STORED ROWS:
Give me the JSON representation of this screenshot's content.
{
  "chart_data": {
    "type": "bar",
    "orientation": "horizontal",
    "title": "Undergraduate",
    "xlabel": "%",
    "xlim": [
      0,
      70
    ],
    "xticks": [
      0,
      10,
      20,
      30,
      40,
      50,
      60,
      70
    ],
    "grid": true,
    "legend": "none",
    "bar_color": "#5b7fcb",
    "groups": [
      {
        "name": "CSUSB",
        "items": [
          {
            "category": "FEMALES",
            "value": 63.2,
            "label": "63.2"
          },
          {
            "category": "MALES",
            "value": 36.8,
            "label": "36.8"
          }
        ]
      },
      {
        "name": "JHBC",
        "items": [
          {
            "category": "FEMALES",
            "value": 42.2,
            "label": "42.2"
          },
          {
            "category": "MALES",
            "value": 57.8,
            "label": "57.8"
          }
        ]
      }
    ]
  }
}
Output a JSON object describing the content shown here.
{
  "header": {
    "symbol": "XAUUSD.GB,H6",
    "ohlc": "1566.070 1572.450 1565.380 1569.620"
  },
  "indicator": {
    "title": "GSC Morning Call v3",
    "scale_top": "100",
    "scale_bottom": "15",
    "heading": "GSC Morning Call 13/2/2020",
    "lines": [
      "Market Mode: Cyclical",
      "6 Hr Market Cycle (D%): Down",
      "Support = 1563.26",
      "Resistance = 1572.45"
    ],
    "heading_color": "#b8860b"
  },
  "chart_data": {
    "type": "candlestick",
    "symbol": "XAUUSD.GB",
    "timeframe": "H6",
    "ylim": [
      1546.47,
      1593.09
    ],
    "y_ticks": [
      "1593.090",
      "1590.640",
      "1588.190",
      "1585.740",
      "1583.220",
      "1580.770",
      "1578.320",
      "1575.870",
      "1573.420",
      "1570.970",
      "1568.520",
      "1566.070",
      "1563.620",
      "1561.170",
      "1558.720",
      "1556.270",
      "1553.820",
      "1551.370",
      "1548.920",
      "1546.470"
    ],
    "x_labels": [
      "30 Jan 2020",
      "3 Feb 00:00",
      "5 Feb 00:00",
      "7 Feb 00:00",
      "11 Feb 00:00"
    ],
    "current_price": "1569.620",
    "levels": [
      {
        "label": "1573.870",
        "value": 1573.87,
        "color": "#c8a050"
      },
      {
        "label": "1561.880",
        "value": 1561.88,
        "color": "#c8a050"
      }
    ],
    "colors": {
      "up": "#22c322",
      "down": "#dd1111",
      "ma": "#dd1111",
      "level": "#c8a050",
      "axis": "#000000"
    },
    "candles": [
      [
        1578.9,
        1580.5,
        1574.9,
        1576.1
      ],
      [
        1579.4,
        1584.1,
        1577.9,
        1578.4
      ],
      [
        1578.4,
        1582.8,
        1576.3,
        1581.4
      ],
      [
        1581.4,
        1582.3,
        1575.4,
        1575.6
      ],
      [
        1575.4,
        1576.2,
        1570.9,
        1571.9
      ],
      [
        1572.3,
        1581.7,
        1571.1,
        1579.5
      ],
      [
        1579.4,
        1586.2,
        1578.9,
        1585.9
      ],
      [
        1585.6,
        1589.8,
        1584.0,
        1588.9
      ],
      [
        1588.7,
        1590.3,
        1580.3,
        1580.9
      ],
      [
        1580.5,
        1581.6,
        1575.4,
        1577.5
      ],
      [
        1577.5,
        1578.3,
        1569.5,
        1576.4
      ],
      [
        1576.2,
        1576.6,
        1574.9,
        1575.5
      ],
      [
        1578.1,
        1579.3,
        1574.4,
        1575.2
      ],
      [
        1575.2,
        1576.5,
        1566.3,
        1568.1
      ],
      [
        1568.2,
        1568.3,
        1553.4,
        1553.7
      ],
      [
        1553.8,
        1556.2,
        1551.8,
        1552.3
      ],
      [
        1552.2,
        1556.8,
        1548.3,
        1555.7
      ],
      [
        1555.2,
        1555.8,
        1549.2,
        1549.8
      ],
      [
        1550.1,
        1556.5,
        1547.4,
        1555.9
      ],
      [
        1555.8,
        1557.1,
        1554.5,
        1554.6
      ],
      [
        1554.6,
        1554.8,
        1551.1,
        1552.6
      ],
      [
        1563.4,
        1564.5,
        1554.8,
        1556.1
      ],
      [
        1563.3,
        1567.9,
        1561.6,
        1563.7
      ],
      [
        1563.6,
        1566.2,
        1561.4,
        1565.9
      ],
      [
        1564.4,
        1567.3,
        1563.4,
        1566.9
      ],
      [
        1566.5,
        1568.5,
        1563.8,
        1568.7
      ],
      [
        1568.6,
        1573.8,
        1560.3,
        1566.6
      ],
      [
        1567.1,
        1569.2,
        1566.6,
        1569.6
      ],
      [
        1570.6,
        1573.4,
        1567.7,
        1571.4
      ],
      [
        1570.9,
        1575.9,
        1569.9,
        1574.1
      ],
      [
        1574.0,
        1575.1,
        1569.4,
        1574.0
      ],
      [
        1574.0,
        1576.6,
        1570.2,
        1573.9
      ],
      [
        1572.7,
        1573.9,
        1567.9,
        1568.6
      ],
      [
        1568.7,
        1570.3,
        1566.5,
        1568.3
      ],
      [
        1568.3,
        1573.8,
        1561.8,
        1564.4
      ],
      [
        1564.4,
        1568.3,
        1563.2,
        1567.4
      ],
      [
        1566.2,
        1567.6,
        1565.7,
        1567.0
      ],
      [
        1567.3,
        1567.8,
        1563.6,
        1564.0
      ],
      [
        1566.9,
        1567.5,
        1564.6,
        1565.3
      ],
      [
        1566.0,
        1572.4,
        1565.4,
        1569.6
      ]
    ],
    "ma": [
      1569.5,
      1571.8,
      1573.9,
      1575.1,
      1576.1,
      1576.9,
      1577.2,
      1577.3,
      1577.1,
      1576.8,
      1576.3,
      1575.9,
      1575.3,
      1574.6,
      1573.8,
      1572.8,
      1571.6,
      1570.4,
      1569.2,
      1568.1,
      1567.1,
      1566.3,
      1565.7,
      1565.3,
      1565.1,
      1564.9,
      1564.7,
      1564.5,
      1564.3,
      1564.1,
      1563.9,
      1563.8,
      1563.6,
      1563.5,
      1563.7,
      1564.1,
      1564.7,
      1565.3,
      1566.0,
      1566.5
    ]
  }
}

PROBLEM REQUIREMENTS:
Working from the entries above, return all lines that contain "symbol".

RESULT BELOW:
    "symbol": "XAUUSD.GB,H6",
    "symbol": "XAUUSD.GB",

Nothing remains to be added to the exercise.